Data entries:
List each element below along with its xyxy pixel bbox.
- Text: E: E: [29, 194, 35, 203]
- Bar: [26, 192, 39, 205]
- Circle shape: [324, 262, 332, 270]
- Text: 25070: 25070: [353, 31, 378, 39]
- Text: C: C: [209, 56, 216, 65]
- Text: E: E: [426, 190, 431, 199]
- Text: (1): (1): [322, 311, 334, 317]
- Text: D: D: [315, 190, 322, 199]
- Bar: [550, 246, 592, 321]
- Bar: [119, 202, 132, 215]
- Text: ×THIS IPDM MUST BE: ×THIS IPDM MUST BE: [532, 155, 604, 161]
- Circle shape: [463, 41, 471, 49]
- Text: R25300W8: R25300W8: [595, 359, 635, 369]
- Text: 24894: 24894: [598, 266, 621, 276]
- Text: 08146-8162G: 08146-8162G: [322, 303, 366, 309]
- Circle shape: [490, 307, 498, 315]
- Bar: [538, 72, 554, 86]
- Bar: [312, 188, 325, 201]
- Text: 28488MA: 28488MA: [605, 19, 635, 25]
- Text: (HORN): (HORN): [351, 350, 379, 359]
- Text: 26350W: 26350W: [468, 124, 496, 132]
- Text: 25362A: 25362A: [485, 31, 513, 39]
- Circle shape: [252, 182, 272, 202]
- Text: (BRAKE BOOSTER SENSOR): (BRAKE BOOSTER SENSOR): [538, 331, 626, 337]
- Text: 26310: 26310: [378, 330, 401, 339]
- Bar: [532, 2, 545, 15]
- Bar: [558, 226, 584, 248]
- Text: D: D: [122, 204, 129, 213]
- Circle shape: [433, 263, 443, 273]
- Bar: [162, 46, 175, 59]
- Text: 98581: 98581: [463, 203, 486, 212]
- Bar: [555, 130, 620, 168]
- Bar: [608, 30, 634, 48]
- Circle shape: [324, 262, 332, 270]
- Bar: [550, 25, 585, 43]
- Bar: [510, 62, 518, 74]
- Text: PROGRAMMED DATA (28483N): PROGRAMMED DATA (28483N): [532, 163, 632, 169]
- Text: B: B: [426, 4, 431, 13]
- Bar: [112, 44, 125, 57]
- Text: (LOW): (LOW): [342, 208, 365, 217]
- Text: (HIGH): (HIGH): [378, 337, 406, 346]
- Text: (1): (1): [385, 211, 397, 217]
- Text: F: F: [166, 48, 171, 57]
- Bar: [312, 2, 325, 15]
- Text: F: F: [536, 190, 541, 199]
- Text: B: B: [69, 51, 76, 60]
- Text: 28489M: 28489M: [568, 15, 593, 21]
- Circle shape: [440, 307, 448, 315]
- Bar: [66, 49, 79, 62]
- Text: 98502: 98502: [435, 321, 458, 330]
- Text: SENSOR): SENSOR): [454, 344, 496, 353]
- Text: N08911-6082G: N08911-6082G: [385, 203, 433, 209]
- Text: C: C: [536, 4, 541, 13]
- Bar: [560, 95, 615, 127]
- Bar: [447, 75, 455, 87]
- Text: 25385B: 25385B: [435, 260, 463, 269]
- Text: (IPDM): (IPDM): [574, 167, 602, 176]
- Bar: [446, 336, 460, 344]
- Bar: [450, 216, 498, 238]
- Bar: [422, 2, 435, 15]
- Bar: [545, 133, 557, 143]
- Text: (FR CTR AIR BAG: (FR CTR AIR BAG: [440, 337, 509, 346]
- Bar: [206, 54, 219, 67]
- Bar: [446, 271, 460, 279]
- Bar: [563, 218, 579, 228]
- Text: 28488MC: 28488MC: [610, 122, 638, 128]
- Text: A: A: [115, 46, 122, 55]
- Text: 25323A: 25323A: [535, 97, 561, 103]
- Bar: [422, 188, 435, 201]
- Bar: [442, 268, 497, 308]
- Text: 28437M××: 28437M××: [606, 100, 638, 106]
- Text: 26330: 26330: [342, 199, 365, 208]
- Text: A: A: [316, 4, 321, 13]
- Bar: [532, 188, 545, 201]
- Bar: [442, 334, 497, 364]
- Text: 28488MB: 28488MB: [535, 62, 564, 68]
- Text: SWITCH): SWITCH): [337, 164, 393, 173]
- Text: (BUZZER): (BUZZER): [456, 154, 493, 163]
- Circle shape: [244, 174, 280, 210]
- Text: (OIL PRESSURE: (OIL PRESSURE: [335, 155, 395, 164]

Directions:
Repeat all of the items above, line for line and in the same order, without changing anything.

Output below:
List each element below along with its xyxy pixel bbox.
- Text: E: E: [29, 194, 35, 203]
- Bar: [26, 192, 39, 205]
- Circle shape: [324, 262, 332, 270]
- Text: 25070: 25070: [353, 31, 378, 39]
- Text: C: C: [209, 56, 216, 65]
- Text: E: E: [426, 190, 431, 199]
- Text: (1): (1): [322, 311, 334, 317]
- Text: D: D: [315, 190, 322, 199]
- Bar: [550, 246, 592, 321]
- Bar: [119, 202, 132, 215]
- Text: ×THIS IPDM MUST BE: ×THIS IPDM MUST BE: [532, 155, 604, 161]
- Circle shape: [463, 41, 471, 49]
- Text: R25300W8: R25300W8: [595, 359, 635, 369]
- Text: 24894: 24894: [598, 266, 621, 276]
- Text: 08146-8162G: 08146-8162G: [322, 303, 366, 309]
- Circle shape: [490, 307, 498, 315]
- Bar: [538, 72, 554, 86]
- Bar: [312, 188, 325, 201]
- Text: 28488MA: 28488MA: [605, 19, 635, 25]
- Text: (HORN): (HORN): [351, 350, 379, 359]
- Text: 26350W: 26350W: [468, 124, 496, 132]
- Text: 25362A: 25362A: [485, 31, 513, 39]
- Circle shape: [252, 182, 272, 202]
- Text: (BRAKE BOOSTER SENSOR): (BRAKE BOOSTER SENSOR): [538, 331, 626, 337]
- Text: 26310: 26310: [378, 330, 401, 339]
- Bar: [532, 2, 545, 15]
- Bar: [558, 226, 584, 248]
- Text: D: D: [122, 204, 129, 213]
- Circle shape: [433, 263, 443, 273]
- Bar: [162, 46, 175, 59]
- Text: 98581: 98581: [463, 203, 486, 212]
- Bar: [555, 130, 620, 168]
- Bar: [608, 30, 634, 48]
- Circle shape: [324, 262, 332, 270]
- Bar: [550, 25, 585, 43]
- Bar: [510, 62, 518, 74]
- Text: PROGRAMMED DATA (28483N): PROGRAMMED DATA (28483N): [532, 163, 632, 169]
- Text: B: B: [426, 4, 431, 13]
- Bar: [112, 44, 125, 57]
- Text: (LOW): (LOW): [342, 208, 365, 217]
- Text: (HIGH): (HIGH): [378, 337, 406, 346]
- Text: (1): (1): [385, 211, 397, 217]
- Text: F: F: [166, 48, 171, 57]
- Bar: [312, 2, 325, 15]
- Text: F: F: [536, 190, 541, 199]
- Text: B: B: [69, 51, 76, 60]
- Text: 28489M: 28489M: [568, 15, 593, 21]
- Circle shape: [440, 307, 448, 315]
- Bar: [66, 49, 79, 62]
- Text: 98502: 98502: [435, 321, 458, 330]
- Text: SENSOR): SENSOR): [454, 344, 496, 353]
- Text: N08911-6082G: N08911-6082G: [385, 203, 433, 209]
- Text: C: C: [536, 4, 541, 13]
- Bar: [560, 95, 615, 127]
- Bar: [447, 75, 455, 87]
- Text: 25385B: 25385B: [435, 260, 463, 269]
- Text: (IPDM): (IPDM): [574, 167, 602, 176]
- Bar: [446, 336, 460, 344]
- Bar: [450, 216, 498, 238]
- Bar: [422, 2, 435, 15]
- Bar: [545, 133, 557, 143]
- Text: (FR CTR AIR BAG: (FR CTR AIR BAG: [440, 337, 509, 346]
- Bar: [206, 54, 219, 67]
- Bar: [446, 271, 460, 279]
- Bar: [563, 218, 579, 228]
- Text: 28488MC: 28488MC: [610, 122, 638, 128]
- Text: A: A: [115, 46, 122, 55]
- Text: 25323A: 25323A: [535, 97, 561, 103]
- Bar: [422, 188, 435, 201]
- Bar: [442, 268, 497, 308]
- Text: 28437M××: 28437M××: [606, 100, 638, 106]
- Text: 26330: 26330: [342, 199, 365, 208]
- Text: A: A: [316, 4, 321, 13]
- Bar: [532, 188, 545, 201]
- Bar: [442, 334, 497, 364]
- Text: 28488MB: 28488MB: [535, 62, 564, 68]
- Text: SWITCH): SWITCH): [337, 164, 393, 173]
- Text: (BUZZER): (BUZZER): [456, 154, 493, 163]
- Circle shape: [244, 174, 280, 210]
- Text: (OIL PRESSURE: (OIL PRESSURE: [335, 155, 395, 164]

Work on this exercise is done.